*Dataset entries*
☆ ☆ ☆
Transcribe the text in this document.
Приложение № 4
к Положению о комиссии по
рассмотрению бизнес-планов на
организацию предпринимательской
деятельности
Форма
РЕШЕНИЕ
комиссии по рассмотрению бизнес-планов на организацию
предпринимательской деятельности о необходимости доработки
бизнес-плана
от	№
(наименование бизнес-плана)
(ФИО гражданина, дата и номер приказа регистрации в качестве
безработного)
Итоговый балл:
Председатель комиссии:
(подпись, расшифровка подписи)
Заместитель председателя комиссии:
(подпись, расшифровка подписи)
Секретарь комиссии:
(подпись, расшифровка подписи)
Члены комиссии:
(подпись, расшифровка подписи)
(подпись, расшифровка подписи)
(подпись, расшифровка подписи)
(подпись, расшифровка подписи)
☆ ☆ ☆
*Task brief*
Every entry must be retyped in full, exactly as given.

*Answer to the exercise*
Transcribe the text in this document.
Приложение № 4
к Положению о комиссии по
рассмотрению бизнес-планов на
организацию предпринимательской
деятельности
Форма
РЕШЕНИЕ
комиссии по рассмотрению бизнес-планов на организацию
предпринимательской деятельности о необходимости доработки
бизнес-плана
от	№
(наименование бизнес-плана)
(ФИО гражданина, дата и номер приказа регистрации в качестве
безработного)
Итоговый балл:
Председатель комиссии:
(подпись, расшифровка подписи)
Заместитель председателя комиссии:
(подпись, расшифровка подписи)
Секретарь комиссии:
(подпись, расшифровка подписи)
Члены комиссии:
(подпись, расшифровка подписи)
(подпись, расшифровка подписи)
(подпись, расшифровка подписи)
(подпись, расшифровка подписи)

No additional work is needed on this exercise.